* **WHAT TO DO**: Report only the number of lines that hold the word "content".

* **PROVIDED DATA**:
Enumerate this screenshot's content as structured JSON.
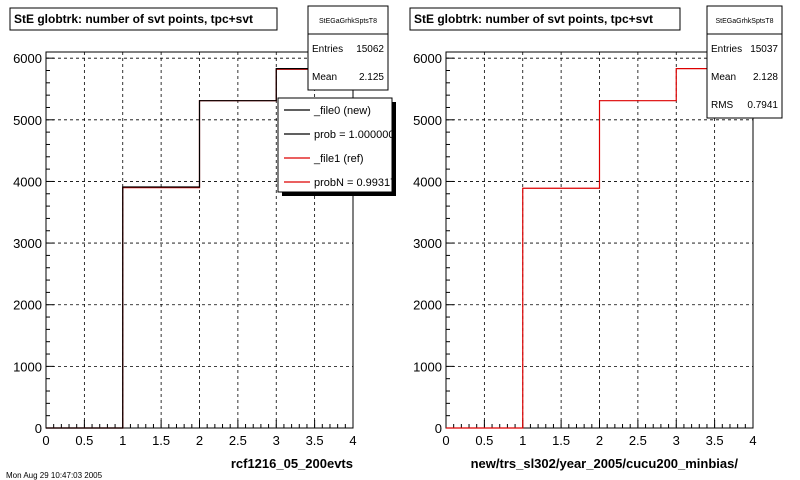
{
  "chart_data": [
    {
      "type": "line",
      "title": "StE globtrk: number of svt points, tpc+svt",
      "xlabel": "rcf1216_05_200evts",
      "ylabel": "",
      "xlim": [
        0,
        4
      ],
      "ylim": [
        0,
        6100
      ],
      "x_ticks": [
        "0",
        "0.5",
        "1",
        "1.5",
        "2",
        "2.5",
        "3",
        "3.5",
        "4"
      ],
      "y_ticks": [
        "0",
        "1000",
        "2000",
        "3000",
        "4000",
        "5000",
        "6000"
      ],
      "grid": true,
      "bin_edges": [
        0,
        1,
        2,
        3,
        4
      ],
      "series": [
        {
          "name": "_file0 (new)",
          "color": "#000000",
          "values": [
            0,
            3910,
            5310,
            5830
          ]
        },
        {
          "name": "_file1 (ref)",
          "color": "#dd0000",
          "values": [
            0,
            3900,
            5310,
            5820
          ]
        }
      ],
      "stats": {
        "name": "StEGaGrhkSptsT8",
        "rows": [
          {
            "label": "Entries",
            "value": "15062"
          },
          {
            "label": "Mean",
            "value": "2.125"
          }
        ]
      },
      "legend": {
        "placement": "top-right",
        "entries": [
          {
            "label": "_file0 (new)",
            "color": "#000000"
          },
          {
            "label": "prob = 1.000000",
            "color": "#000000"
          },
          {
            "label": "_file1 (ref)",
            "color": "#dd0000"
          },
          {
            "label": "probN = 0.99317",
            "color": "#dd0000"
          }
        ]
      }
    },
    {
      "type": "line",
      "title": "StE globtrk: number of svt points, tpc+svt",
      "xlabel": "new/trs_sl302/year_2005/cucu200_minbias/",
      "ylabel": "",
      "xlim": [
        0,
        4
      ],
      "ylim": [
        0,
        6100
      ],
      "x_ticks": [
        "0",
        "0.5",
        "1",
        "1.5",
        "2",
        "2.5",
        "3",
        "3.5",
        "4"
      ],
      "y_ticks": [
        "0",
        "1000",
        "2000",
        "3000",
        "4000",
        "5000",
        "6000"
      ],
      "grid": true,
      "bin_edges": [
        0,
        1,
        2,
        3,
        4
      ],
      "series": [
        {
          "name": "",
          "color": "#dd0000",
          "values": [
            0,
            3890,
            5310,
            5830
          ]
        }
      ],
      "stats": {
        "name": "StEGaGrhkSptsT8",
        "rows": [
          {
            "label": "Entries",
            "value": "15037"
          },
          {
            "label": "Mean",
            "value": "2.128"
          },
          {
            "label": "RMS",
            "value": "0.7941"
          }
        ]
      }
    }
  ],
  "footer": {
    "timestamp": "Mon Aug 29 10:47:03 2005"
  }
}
...
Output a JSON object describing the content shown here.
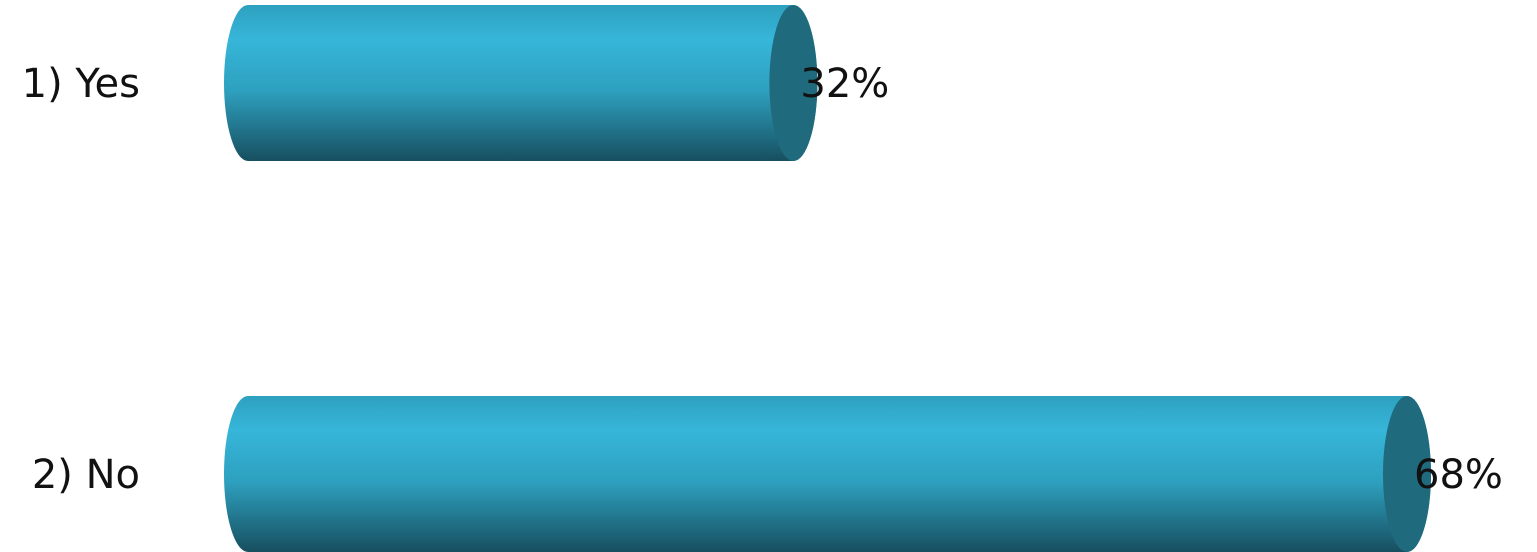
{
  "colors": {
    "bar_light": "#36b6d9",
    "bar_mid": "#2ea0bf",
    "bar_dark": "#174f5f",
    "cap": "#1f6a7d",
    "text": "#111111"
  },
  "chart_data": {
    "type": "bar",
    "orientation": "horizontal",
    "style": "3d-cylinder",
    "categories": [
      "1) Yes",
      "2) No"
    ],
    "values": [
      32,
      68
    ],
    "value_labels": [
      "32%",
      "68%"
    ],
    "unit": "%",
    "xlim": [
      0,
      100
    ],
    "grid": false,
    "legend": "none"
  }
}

* **PROBLEM SOLUTION**: 2